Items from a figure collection
** BEGIN **

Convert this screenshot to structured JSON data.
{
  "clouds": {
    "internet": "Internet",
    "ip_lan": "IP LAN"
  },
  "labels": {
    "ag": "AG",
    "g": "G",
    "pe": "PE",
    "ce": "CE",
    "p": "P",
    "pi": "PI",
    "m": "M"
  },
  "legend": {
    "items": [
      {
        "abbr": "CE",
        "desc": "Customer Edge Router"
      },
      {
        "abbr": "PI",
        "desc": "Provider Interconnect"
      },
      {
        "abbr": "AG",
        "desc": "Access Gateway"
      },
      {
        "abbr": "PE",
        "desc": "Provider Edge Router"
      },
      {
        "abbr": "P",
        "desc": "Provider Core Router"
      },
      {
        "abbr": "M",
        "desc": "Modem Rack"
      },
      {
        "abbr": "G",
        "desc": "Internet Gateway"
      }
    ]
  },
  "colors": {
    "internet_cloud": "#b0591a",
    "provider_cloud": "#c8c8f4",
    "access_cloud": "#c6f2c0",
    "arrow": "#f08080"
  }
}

** END **

• **BRIEF**: Count every line bearing the word "abbr"; report the total only.

• **SOLUTION TO THIS PROBLEM**: 7